[Start of RECORDS SHOWN]

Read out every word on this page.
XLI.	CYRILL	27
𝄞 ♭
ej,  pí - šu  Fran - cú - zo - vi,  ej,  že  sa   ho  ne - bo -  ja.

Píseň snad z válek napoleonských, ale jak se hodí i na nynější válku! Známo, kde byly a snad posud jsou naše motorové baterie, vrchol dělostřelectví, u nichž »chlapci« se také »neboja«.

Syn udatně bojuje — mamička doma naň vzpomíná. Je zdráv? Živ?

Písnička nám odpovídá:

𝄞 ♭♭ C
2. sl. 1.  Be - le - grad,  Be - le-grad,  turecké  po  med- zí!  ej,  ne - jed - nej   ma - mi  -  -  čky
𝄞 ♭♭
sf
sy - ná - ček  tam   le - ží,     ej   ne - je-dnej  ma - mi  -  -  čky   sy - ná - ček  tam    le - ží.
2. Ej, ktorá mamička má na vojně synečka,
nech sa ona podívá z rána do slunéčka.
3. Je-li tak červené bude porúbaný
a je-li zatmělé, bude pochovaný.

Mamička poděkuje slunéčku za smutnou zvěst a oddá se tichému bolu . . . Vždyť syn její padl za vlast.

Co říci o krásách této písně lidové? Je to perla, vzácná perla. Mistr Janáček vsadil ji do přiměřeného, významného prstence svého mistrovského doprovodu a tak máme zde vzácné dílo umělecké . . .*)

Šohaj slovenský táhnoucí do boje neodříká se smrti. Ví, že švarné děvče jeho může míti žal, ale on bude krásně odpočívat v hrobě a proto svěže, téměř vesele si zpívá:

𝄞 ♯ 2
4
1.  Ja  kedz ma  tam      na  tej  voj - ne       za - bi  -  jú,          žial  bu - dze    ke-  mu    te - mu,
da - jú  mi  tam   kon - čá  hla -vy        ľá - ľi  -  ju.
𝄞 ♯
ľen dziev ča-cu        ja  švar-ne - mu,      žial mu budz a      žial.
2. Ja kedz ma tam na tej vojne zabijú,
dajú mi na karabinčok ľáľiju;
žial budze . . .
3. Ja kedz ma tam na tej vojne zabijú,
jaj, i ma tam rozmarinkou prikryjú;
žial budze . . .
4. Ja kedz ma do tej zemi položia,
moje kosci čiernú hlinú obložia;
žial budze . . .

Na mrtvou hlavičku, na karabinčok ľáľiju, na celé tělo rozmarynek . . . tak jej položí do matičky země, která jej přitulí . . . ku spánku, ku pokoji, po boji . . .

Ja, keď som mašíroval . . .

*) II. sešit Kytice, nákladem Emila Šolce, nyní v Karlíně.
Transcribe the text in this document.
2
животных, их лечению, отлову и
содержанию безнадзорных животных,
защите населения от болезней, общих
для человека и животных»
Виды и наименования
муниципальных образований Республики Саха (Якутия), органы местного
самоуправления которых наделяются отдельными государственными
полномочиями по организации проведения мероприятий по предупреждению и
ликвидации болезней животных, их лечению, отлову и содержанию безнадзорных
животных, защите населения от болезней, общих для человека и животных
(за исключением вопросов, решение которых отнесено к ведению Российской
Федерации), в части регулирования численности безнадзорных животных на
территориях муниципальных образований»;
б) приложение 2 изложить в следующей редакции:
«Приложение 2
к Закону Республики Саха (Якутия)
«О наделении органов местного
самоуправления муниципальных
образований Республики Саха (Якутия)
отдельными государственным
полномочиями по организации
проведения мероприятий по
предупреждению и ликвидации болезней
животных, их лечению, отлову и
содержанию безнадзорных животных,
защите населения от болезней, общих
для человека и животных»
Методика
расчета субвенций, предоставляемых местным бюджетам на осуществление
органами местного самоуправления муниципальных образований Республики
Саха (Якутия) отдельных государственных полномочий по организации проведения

[End of RECORDS SHOWN]

* GIVEN INSTRUCTION: Lines of the material that contain the word "которых" are to be gathered.

* OUTPUT FOR THIS EXERCISE:
самоуправления которых наделяются отдельными государственными
(за исключением вопросов, решение которых отнесено к ведению Российской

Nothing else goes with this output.